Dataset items
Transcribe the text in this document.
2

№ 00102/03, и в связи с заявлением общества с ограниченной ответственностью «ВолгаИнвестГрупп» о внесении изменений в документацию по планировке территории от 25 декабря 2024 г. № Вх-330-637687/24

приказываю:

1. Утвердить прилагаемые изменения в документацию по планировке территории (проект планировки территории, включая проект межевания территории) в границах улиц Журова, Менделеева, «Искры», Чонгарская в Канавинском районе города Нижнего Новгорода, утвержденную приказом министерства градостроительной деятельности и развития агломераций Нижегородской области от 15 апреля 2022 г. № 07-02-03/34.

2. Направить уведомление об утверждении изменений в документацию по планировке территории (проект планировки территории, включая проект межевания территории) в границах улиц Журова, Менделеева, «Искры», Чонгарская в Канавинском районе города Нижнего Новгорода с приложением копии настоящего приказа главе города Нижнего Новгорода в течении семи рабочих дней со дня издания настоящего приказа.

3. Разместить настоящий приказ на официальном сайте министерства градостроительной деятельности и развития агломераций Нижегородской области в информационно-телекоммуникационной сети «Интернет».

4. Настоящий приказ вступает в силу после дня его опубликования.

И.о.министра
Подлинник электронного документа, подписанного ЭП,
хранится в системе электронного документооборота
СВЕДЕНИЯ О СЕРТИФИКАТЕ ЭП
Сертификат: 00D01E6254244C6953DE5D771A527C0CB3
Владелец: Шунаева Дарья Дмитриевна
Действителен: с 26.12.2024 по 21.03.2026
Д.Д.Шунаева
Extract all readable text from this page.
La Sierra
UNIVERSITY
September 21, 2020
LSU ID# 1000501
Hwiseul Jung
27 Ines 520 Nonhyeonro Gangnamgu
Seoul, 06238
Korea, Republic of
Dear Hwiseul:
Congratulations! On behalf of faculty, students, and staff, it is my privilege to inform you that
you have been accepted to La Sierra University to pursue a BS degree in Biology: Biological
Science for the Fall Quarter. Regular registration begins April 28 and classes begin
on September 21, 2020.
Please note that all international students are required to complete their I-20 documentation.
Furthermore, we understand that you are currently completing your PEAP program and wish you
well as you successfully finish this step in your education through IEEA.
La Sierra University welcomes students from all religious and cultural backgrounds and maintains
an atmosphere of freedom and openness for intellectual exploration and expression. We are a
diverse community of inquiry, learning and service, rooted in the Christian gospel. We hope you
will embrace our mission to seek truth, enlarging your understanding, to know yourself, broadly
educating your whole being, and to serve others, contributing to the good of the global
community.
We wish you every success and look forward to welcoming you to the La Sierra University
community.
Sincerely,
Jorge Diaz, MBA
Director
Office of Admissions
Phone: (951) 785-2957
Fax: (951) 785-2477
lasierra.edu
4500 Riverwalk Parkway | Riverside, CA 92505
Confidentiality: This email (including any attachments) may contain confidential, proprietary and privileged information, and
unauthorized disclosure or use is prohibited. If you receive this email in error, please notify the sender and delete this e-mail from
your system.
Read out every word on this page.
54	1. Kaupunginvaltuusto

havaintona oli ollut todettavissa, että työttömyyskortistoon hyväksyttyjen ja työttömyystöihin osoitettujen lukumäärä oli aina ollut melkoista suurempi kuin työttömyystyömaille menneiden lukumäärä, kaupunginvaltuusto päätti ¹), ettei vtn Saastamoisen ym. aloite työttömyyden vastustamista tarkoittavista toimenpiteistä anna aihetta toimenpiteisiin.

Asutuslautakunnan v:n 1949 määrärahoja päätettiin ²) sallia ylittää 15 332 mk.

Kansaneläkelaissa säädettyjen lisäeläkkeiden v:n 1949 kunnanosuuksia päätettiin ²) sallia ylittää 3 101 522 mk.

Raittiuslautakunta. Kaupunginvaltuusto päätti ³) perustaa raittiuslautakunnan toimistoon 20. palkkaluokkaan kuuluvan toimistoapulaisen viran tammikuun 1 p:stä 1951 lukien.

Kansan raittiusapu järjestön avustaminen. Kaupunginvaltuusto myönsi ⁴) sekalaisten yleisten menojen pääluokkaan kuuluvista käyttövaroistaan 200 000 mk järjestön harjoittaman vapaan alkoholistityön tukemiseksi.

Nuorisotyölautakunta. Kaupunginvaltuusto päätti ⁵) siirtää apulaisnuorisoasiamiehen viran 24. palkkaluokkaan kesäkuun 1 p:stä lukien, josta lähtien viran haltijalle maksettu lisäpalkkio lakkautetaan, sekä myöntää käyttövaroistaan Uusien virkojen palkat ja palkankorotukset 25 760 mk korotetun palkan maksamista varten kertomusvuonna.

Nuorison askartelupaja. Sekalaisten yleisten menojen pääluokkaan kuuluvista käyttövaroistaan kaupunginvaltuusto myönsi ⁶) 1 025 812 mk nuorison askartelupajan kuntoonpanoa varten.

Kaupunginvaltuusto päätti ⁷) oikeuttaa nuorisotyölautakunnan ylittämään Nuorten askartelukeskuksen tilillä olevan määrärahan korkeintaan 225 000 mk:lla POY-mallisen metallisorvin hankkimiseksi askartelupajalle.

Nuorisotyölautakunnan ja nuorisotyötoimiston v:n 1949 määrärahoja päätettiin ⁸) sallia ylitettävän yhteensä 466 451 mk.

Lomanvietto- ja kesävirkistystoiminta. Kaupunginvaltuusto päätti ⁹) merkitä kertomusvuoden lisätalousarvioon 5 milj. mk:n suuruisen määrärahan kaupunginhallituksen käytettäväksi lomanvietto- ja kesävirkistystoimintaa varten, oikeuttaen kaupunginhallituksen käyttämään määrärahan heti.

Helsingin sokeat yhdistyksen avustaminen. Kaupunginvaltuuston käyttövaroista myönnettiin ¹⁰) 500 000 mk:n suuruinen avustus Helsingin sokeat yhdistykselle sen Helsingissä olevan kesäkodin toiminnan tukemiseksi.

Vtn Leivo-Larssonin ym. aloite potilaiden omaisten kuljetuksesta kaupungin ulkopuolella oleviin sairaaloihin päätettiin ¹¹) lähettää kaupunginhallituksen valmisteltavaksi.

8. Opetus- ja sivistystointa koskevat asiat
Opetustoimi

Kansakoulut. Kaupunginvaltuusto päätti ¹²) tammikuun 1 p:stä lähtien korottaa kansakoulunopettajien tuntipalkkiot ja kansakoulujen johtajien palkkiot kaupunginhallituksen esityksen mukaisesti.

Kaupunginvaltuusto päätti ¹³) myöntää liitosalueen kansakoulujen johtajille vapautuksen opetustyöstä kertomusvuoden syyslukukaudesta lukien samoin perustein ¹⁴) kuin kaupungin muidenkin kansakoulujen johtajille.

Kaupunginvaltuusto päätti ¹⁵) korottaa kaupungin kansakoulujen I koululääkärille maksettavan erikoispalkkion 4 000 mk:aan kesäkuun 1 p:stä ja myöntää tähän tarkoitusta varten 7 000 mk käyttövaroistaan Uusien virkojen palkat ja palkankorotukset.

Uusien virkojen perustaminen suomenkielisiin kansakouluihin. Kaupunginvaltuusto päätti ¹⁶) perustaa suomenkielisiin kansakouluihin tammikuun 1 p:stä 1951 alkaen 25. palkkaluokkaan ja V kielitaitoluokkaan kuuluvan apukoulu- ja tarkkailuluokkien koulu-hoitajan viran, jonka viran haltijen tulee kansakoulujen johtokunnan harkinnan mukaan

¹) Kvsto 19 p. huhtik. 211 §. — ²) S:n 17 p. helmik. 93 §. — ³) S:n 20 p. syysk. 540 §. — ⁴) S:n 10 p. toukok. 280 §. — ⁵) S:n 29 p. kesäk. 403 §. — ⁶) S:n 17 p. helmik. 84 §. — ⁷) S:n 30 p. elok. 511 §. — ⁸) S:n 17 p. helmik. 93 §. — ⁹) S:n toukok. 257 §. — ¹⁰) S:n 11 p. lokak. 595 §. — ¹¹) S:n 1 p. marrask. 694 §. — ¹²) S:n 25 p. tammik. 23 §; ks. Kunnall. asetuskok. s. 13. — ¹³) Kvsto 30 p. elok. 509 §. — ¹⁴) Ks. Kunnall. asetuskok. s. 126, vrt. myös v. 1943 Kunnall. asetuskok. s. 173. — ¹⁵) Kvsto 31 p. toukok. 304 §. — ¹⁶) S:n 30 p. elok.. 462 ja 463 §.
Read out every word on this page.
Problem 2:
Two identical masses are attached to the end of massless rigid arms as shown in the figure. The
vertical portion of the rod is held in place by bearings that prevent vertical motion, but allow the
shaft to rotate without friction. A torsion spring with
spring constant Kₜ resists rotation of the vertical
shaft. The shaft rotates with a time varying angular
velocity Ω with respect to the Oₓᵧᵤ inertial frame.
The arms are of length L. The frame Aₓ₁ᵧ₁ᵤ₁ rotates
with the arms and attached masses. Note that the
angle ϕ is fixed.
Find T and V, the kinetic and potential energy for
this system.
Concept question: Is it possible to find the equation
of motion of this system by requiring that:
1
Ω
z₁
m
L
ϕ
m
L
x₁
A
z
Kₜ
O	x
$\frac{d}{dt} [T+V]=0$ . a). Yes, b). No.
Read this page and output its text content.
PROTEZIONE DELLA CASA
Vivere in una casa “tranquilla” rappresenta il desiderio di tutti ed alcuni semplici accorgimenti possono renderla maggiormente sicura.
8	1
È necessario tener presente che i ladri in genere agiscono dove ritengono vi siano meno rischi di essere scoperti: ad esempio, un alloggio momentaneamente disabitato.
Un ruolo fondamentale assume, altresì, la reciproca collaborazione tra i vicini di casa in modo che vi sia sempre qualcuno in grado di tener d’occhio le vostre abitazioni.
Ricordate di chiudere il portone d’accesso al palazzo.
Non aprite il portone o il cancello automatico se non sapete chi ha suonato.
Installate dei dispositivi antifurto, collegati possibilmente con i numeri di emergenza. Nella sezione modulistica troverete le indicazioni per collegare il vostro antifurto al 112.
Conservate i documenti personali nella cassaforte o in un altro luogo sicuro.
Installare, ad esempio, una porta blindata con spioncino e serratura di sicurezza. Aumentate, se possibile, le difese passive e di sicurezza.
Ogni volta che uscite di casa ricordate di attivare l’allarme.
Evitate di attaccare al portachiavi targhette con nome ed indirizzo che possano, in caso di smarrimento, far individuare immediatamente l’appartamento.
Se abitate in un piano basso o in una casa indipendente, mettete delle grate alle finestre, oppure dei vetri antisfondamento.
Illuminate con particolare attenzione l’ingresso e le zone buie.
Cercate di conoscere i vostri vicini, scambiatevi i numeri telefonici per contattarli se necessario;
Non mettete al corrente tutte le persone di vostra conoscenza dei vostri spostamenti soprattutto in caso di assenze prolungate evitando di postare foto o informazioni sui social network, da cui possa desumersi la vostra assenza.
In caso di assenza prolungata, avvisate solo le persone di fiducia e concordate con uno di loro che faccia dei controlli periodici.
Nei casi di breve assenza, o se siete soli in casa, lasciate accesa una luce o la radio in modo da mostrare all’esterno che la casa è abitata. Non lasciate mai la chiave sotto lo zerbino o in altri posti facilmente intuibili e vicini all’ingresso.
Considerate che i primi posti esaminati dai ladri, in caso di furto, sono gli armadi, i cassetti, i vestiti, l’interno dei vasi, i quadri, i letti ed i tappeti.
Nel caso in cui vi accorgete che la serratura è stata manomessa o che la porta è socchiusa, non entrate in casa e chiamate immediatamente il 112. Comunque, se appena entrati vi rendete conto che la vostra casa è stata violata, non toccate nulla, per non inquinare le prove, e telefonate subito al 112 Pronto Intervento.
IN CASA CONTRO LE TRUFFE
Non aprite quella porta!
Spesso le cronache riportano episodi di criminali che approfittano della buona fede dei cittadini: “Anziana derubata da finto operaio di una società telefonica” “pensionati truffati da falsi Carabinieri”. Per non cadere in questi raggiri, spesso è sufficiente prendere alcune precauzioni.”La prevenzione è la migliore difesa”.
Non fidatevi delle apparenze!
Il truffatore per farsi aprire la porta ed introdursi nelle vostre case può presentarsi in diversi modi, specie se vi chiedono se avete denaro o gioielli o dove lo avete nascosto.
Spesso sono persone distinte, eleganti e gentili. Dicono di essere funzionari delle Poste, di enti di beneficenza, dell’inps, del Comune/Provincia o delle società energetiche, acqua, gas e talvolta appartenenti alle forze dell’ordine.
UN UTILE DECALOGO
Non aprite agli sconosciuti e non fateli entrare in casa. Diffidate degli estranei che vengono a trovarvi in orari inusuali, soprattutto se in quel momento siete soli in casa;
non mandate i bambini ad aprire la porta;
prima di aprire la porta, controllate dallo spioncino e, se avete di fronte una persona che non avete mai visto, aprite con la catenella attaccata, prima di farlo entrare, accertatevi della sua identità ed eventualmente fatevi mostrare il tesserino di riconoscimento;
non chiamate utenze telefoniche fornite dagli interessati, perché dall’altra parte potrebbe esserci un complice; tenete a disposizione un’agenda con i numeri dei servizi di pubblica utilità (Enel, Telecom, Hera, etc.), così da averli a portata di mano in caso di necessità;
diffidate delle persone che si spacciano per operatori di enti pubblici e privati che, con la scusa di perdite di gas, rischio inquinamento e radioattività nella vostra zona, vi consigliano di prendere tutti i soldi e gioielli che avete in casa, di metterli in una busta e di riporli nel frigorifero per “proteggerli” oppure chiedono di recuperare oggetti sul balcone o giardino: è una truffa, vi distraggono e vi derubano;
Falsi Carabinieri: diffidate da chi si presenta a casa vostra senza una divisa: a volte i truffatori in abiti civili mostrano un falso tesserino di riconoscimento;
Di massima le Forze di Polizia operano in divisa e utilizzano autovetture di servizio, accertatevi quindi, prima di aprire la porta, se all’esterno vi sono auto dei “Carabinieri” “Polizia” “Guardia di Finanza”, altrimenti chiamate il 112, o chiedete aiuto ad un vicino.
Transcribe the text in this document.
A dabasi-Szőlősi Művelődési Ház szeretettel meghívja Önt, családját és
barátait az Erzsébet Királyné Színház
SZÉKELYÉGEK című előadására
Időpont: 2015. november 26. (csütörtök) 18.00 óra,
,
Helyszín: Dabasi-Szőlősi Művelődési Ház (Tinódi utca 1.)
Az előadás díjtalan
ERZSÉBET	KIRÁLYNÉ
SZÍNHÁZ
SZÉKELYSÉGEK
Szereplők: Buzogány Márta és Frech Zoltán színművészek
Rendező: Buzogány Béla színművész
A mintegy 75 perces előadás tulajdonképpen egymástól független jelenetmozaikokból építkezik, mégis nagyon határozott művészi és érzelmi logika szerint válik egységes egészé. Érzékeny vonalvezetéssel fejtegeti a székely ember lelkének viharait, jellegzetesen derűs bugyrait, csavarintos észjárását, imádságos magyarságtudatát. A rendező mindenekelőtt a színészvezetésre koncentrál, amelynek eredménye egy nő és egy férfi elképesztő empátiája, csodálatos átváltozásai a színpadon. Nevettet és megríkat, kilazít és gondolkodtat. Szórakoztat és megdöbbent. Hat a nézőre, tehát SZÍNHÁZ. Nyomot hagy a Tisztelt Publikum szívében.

DIRECTION
Find every line in the records above that contains the word "tener", and copy each one.

TASK SOLUTION
È necessario tener presente che i ladri in genere agiscono dove ritengono vi siano meno rischi di essere scoperti: ad esempio, un alloggio momentaneamente disabitato.
Un ruolo fondamentale assume, altresì, la reciproca collaborazione tra i vicini di casa in modo che vi sia sempre qualcuno in grado di tener d’occhio le vostre abitazioni.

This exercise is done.